**Exercise goal:** Return each line of the data below verbatim; pictures are to be left out.

**Data for processing:**
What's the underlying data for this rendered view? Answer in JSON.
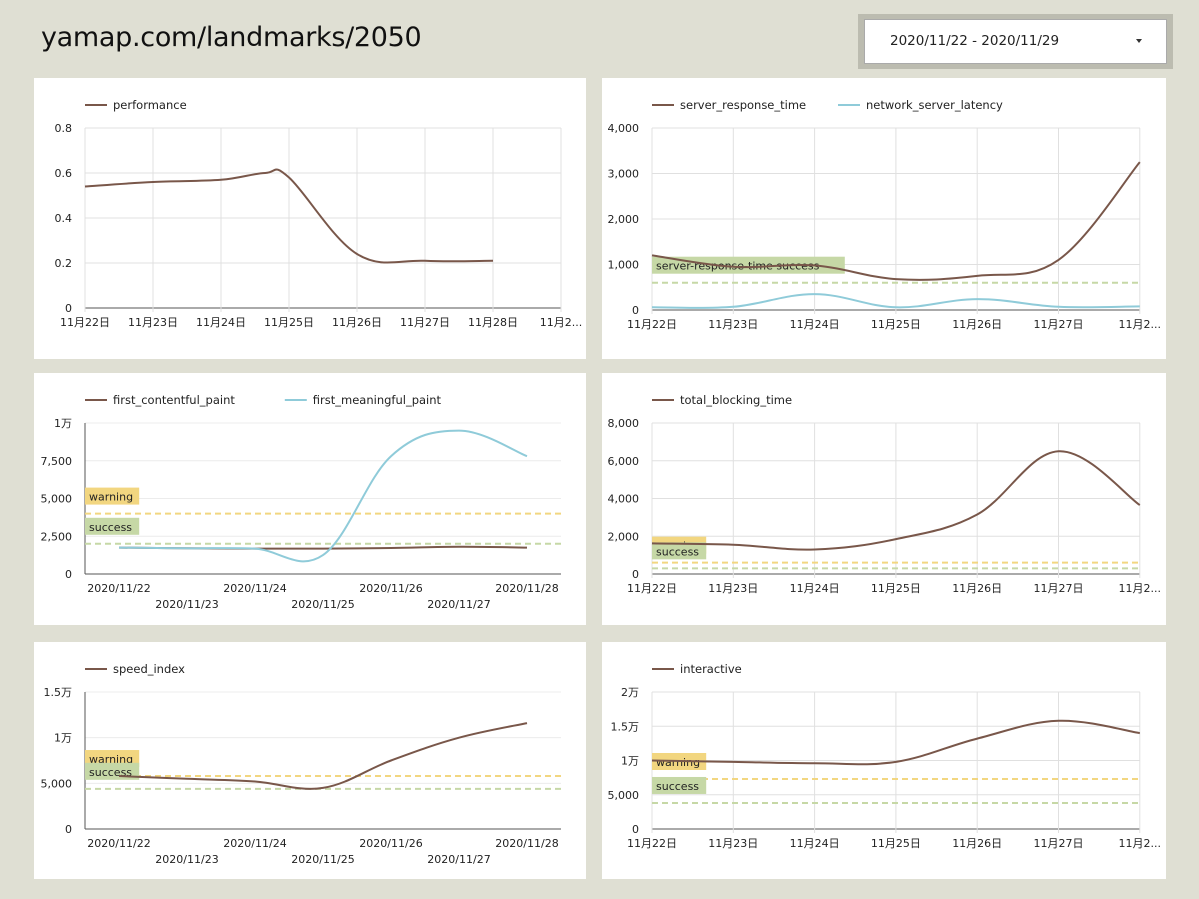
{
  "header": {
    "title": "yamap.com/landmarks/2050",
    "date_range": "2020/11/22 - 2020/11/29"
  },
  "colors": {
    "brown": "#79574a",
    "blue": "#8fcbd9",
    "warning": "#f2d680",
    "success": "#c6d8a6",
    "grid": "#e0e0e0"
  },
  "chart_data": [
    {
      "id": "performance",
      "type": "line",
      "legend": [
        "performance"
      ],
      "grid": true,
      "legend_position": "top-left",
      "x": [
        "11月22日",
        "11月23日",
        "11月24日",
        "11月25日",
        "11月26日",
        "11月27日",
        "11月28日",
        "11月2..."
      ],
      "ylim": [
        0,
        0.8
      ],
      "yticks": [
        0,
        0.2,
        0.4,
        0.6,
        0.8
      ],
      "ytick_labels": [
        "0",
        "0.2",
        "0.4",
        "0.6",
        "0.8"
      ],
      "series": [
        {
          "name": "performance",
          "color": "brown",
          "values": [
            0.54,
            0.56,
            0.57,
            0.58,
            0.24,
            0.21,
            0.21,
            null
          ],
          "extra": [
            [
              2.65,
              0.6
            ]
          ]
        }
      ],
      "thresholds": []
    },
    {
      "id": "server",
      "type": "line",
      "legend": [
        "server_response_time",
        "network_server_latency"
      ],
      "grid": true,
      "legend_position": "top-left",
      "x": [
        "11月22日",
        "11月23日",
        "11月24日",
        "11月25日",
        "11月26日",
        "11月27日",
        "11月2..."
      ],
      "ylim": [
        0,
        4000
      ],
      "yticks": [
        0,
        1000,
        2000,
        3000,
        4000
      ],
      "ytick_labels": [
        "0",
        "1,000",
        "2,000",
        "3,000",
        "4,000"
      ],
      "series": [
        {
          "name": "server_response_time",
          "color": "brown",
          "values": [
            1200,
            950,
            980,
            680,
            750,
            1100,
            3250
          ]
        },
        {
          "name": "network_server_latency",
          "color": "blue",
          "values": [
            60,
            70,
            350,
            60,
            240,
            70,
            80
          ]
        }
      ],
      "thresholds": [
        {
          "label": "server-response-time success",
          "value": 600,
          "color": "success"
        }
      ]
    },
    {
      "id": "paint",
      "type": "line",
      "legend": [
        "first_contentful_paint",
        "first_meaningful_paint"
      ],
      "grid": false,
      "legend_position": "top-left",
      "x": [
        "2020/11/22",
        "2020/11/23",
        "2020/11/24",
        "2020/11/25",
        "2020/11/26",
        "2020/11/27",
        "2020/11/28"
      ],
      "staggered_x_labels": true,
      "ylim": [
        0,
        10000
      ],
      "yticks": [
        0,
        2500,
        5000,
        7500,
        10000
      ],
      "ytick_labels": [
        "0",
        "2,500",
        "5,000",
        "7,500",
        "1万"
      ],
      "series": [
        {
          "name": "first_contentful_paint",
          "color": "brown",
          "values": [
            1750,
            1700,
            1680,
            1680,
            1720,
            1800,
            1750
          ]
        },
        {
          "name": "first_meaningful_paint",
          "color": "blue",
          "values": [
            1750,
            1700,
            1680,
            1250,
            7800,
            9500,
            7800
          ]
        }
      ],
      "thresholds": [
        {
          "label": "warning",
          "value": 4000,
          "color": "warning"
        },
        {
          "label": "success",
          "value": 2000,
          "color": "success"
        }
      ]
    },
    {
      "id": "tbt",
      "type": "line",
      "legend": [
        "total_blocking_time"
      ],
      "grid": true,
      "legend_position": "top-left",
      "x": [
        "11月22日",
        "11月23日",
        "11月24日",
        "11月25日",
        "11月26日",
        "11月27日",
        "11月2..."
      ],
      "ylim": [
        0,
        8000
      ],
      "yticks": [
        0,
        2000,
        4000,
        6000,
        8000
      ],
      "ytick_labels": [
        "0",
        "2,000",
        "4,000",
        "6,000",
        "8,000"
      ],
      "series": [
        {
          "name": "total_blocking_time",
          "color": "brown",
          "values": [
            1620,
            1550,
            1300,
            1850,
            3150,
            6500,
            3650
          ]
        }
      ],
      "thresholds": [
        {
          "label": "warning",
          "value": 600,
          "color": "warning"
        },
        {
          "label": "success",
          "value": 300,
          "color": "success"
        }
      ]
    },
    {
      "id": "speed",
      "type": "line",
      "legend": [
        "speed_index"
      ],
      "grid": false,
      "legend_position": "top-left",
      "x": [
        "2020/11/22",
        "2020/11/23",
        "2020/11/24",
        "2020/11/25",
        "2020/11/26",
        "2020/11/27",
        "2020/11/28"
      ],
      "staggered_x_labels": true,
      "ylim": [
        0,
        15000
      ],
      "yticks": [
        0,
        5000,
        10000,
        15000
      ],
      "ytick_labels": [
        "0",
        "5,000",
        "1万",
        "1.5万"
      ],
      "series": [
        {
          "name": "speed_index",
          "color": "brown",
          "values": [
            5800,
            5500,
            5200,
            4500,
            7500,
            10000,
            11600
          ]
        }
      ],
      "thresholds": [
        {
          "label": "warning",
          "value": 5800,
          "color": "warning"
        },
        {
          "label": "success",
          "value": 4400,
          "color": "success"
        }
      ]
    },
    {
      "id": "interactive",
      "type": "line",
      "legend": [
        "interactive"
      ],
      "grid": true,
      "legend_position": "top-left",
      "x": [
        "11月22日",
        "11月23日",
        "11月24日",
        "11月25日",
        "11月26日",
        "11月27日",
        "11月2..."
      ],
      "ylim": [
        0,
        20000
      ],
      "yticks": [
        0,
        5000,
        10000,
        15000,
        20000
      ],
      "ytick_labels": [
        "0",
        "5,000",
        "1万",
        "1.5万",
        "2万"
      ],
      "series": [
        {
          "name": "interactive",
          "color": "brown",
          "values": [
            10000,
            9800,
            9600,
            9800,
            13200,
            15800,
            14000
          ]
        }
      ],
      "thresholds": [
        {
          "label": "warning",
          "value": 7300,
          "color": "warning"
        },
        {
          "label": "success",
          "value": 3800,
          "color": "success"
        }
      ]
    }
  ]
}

**Correct answer:**
What's the underlying data for this rendered view? Answer in JSON.
{
  "header": {
    "title": "yamap.com/landmarks/2050",
    "date_range": "2020/11/22 - 2020/11/29"
  },
  "colors": {
    "brown": "#79574a",
    "blue": "#8fcbd9",
    "warning": "#f2d680",
    "success": "#c6d8a6",
    "grid": "#e0e0e0"
  },
  "chart_data": [
    {
      "id": "performance",
      "type": "line",
      "legend": [
        "performance"
      ],
      "grid": true,
      "legend_position": "top-left",
      "x": [
        "11月22日",
        "11月23日",
        "11月24日",
        "11月25日",
        "11月26日",
        "11月27日",
        "11月28日",
        "11月2..."
      ],
      "ylim": [
        0,
        0.8
      ],
      "yticks": [
        0,
        0.2,
        0.4,
        0.6,
        0.8
      ],
      "ytick_labels": [
        "0",
        "0.2",
        "0.4",
        "0.6",
        "0.8"
      ],
      "series": [
        {
          "name": "performance",
          "color": "brown",
          "values": [
            0.54,
            0.56,
            0.57,
            0.58,
            0.24,
            0.21,
            0.21,
            null
          ],
          "extra": [
            [
              2.65,
              0.6
            ]
          ]
        }
      ],
      "thresholds": []
    },
    {
      "id": "server",
      "type": "line",
      "legend": [
        "server_response_time",
        "network_server_latency"
      ],
      "grid": true,
      "legend_position": "top-left",
      "x": [
        "11月22日",
        "11月23日",
        "11月24日",
        "11月25日",
        "11月26日",
        "11月27日",
        "11月2..."
      ],
      "ylim": [
        0,
        4000
      ],
      "yticks": [
        0,
        1000,
        2000,
        3000,
        4000
      ],
      "ytick_labels": [
        "0",
        "1,000",
        "2,000",
        "3,000",
        "4,000"
      ],
      "series": [
        {
          "name": "server_response_time",
          "color": "brown",
          "values": [
            1200,
            950,
            980,
            680,
            750,
            1100,
            3250
          ]
        },
        {
          "name": "network_server_latency",
          "color": "blue",
          "values": [
            60,
            70,
            350,
            60,
            240,
            70,
            80
          ]
        }
      ],
      "thresholds": [
        {
          "label": "server-response-time success",
          "value": 600,
          "color": "success"
        }
      ]
    },
    {
      "id": "paint",
      "type": "line",
      "legend": [
        "first_contentful_paint",
        "first_meaningful_paint"
      ],
      "grid": false,
      "legend_position": "top-left",
      "x": [
        "2020/11/22",
        "2020/11/23",
        "2020/11/24",
        "2020/11/25",
        "2020/11/26",
        "2020/11/27",
        "2020/11/28"
      ],
      "staggered_x_labels": true,
      "ylim": [
        0,
        10000
      ],
      "yticks": [
        0,
        2500,
        5000,
        7500,
        10000
      ],
      "ytick_labels": [
        "0",
        "2,500",
        "5,000",
        "7,500",
        "1万"
      ],
      "series": [
        {
          "name": "first_contentful_paint",
          "color": "brown",
          "values": [
            1750,
            1700,
            1680,
            1680,
            1720,
            1800,
            1750
          ]
        },
        {
          "name": "first_meaningful_paint",
          "color": "blue",
          "values": [
            1750,
            1700,
            1680,
            1250,
            7800,
            9500,
            7800
          ]
        }
      ],
      "thresholds": [
        {
          "label": "warning",
          "value": 4000,
          "color": "warning"
        },
        {
          "label": "success",
          "value": 2000,
          "color": "success"
        }
      ]
    },
    {
      "id": "tbt",
      "type": "line",
      "legend": [
        "total_blocking_time"
      ],
      "grid": true,
      "legend_position": "top-left",
      "x": [
        "11月22日",
        "11月23日",
        "11月24日",
        "11月25日",
        "11月26日",
        "11月27日",
        "11月2..."
      ],
      "ylim": [
        0,
        8000
      ],
      "yticks": [
        0,
        2000,
        4000,
        6000,
        8000
      ],
      "ytick_labels": [
        "0",
        "2,000",
        "4,000",
        "6,000",
        "8,000"
      ],
      "series": [
        {
          "name": "total_blocking_time",
          "color": "brown",
          "values": [
            1620,
            1550,
            1300,
            1850,
            3150,
            6500,
            3650
          ]
        }
      ],
      "thresholds": [
        {
          "label": "warning",
          "value": 600,
          "color": "warning"
        },
        {
          "label": "success",
          "value": 300,
          "color": "success"
        }
      ]
    },
    {
      "id": "speed",
      "type": "line",
      "legend": [
        "speed_index"
      ],
      "grid": false,
      "legend_position": "top-left",
      "x": [
        "2020/11/22",
        "2020/11/23",
        "2020/11/24",
        "2020/11/25",
        "2020/11/26",
        "2020/11/27",
        "2020/11/28"
      ],
      "staggered_x_labels": true,
      "ylim": [
        0,
        15000
      ],
      "yticks": [
        0,
        5000,
        10000,
        15000
      ],
      "ytick_labels": [
        "0",
        "5,000",
        "1万",
        "1.5万"
      ],
      "series": [
        {
          "name": "speed_index",
          "color": "brown",
          "values": [
            5800,
            5500,
            5200,
            4500,
            7500,
            10000,
            11600
          ]
        }
      ],
      "thresholds": [
        {
          "label": "warning",
          "value": 5800,
          "color": "warning"
        },
        {
          "label": "success",
          "value": 4400,
          "color": "success"
        }
      ]
    },
    {
      "id": "interactive",
      "type": "line",
      "legend": [
        "interactive"
      ],
      "grid": true,
      "legend_position": "top-left",
      "x": [
        "11月22日",
        "11月23日",
        "11月24日",
        "11月25日",
        "11月26日",
        "11月27日",
        "11月2..."
      ],
      "ylim": [
        0,
        20000
      ],
      "yticks": [
        0,
        5000,
        10000,
        15000,
        20000
      ],
      "ytick_labels": [
        "0",
        "5,000",
        "1万",
        "1.5万",
        "2万"
      ],
      "series": [
        {
          "name": "interactive",
          "color": "brown",
          "values": [
            10000,
            9800,
            9600,
            9800,
            13200,
            15800,
            14000
          ]
        }
      ],
      "thresholds": [
        {
          "label": "warning",
          "value": 7300,
          "color": "warning"
        },
        {
          "label": "success",
          "value": 3800,
          "color": "success"
        }
      ]
    }
  ]
}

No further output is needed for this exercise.